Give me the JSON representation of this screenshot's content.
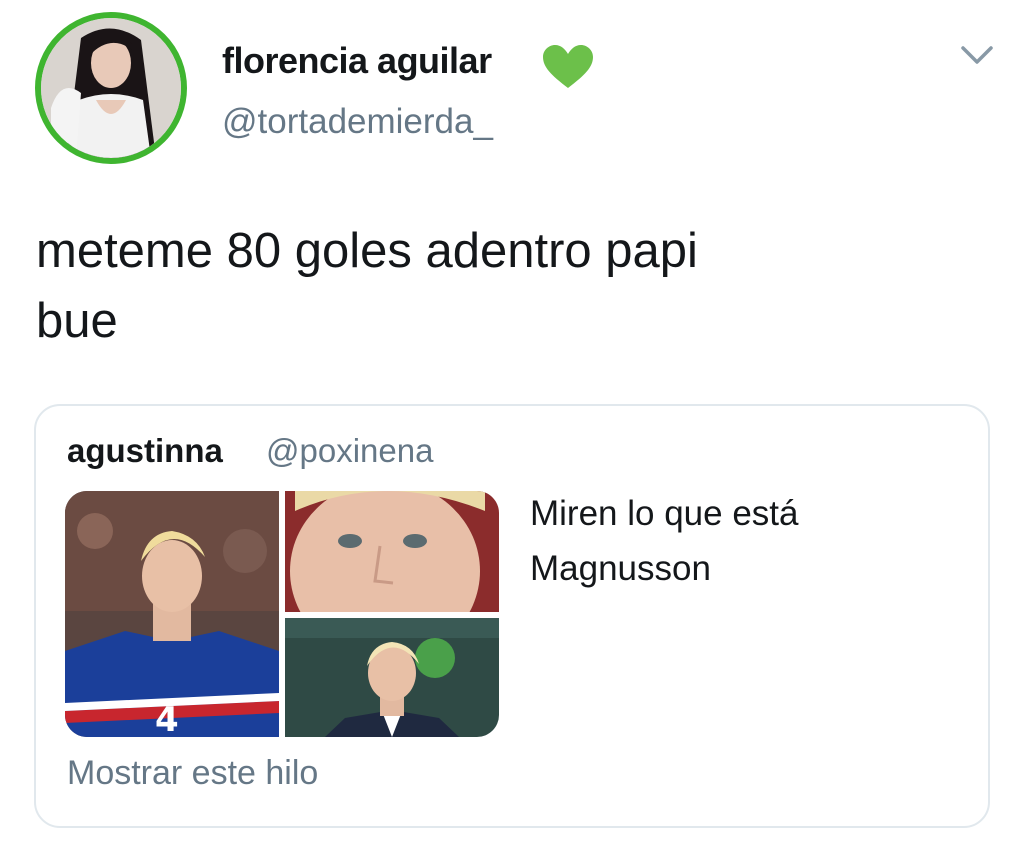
{
  "tweet": {
    "author": {
      "display_name": "florencia aguilar",
      "handle": "@tortademierda_",
      "badge_icon": "green-heart-icon",
      "avatar_ring_color": "#3fb530"
    },
    "menu_icon": "chevron-down-icon",
    "text": "meteme 80 goles adentro papi\nbue"
  },
  "quote": {
    "author_name": "agustinna",
    "author_handle": "@poxinena",
    "text": "Miren lo que está Magnusson",
    "show_thread_label": "Mostrar este hilo",
    "media_count": 3
  },
  "colors": {
    "text_primary": "#14171a",
    "text_secondary": "#657786",
    "border": "#e1e8ed",
    "heart": "#6cc04a"
  }
}
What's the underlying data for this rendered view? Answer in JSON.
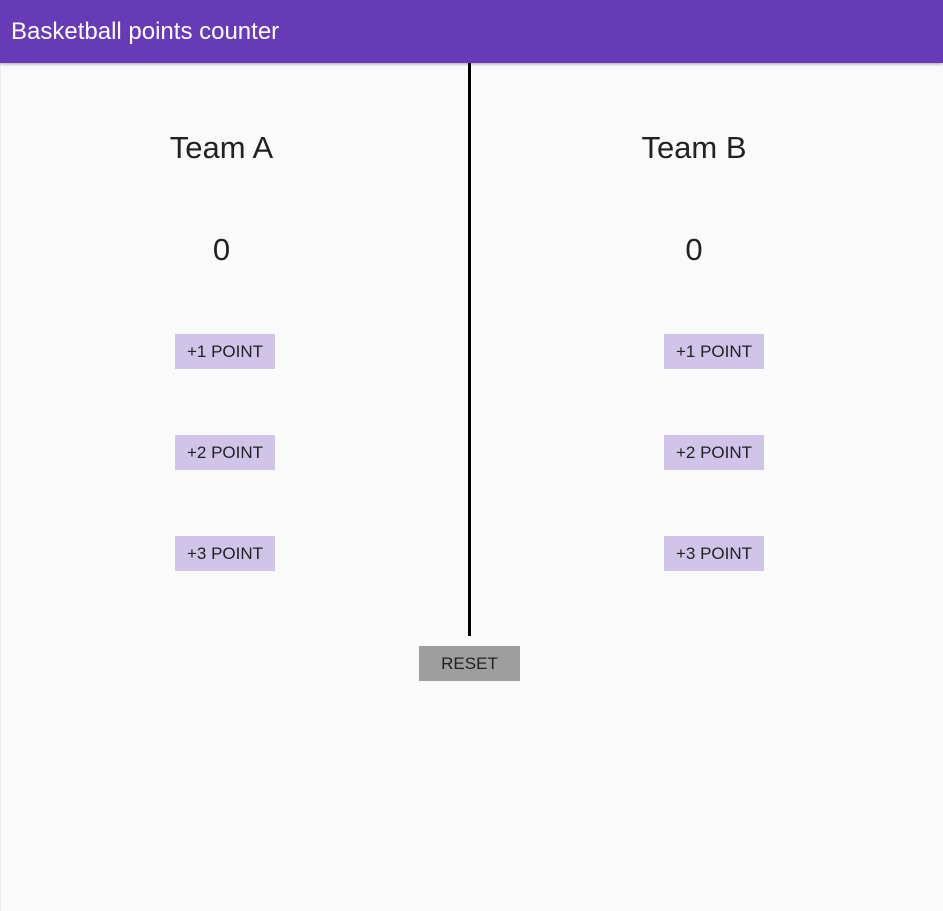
{
  "app_bar": {
    "title": "Basketball points counter",
    "color": "#673ab7"
  },
  "teams": [
    {
      "name": "Team A",
      "score": "0",
      "buttons": [
        "+1 POINT",
        "+2 POINT",
        "+3 POINT"
      ]
    },
    {
      "name": "Team B",
      "score": "0",
      "buttons": [
        "+1 POINT",
        "+2 POINT",
        "+3 POINT"
      ]
    }
  ],
  "reset_label": "RESET",
  "colors": {
    "point_button": "#d1c4e9",
    "reset_button": "#9e9e9e",
    "divider": "#000000",
    "background": "#fafafa"
  }
}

☆ ☆ ☆ ☆ ☆ ☆ ☆

Make an exact copy of the listing above. Do not include the pictures.

Give me the JSON representation of this screenshot's content.
{
  "tweet": {
    "author": {
      "display_name": "florencia aguilar",
      "handle": "@tortademierda_",
      "badge_icon": "green-heart-icon",
      "avatar_ring_color": "#3fb530"
    },
    "menu_icon": "chevron-down-icon",
    "text": "meteme 80 goles adentro papi\nbue"
  },
  "quote": {
    "author_name": "agustinna",
    "author_handle": "@poxinena",
    "text": "Miren lo que está Magnusson",
    "show_thread_label": "Mostrar este hilo",
    "media_count": 3
  },
  "colors": {
    "text_primary": "#14171a",
    "text_secondary": "#657786",
    "border": "#e1e8ed",
    "heart": "#6cc04a"
  }
}
What's the underlying data for this rendered view? Answer in JSON.
{
  "app_bar": {
    "title": "Basketball points counter",
    "color": "#673ab7"
  },
  "teams": [
    {
      "name": "Team A",
      "score": "0",
      "buttons": [
        "+1 POINT",
        "+2 POINT",
        "+3 POINT"
      ]
    },
    {
      "name": "Team B",
      "score": "0",
      "buttons": [
        "+1 POINT",
        "+2 POINT",
        "+3 POINT"
      ]
    }
  ],
  "reset_label": "RESET",
  "colors": {
    "point_button": "#d1c4e9",
    "reset_button": "#9e9e9e",
    "divider": "#000000",
    "background": "#fafafa"
  }
}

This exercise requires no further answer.